**** GIVEN ENTRIES ****
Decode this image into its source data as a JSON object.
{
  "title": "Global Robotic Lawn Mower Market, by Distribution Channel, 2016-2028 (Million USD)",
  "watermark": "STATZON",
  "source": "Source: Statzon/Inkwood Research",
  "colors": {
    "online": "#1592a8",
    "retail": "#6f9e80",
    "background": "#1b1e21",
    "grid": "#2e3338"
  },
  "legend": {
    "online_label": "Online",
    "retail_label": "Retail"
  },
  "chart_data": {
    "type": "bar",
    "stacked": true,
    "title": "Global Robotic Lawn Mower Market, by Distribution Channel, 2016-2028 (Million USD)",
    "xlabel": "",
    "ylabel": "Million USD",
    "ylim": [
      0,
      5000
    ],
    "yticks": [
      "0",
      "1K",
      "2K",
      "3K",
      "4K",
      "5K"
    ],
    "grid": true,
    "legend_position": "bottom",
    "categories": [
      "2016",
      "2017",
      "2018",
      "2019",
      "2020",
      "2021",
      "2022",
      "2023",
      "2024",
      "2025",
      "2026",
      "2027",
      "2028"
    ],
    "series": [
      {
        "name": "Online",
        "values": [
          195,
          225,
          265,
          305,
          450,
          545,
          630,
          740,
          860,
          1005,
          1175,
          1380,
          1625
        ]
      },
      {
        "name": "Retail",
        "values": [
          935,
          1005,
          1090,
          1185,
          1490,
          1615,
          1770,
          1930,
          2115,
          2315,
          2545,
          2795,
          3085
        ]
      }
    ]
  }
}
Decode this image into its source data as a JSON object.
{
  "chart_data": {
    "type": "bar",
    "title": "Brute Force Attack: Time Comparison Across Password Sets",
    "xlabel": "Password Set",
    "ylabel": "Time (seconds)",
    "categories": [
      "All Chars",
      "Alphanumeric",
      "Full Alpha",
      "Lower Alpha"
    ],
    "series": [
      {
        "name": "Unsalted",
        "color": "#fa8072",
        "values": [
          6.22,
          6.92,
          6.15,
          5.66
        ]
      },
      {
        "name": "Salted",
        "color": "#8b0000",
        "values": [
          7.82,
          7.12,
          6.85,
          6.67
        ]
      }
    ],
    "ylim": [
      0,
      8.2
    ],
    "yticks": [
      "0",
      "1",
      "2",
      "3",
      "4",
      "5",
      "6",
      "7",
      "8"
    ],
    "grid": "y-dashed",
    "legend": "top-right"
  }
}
****
WORK TO BE COMPLETED: Where a line holds "Distribution", copy that line.

RESPONSE BELOW:
  "title": "Global Robotic Lawn Mower Market, by Distribution Channel, 2016-2028 (Million USD)",
    "title": "Global Robotic Lawn Mower Market, by Distribution Channel, 2016-2028 (Million USD)",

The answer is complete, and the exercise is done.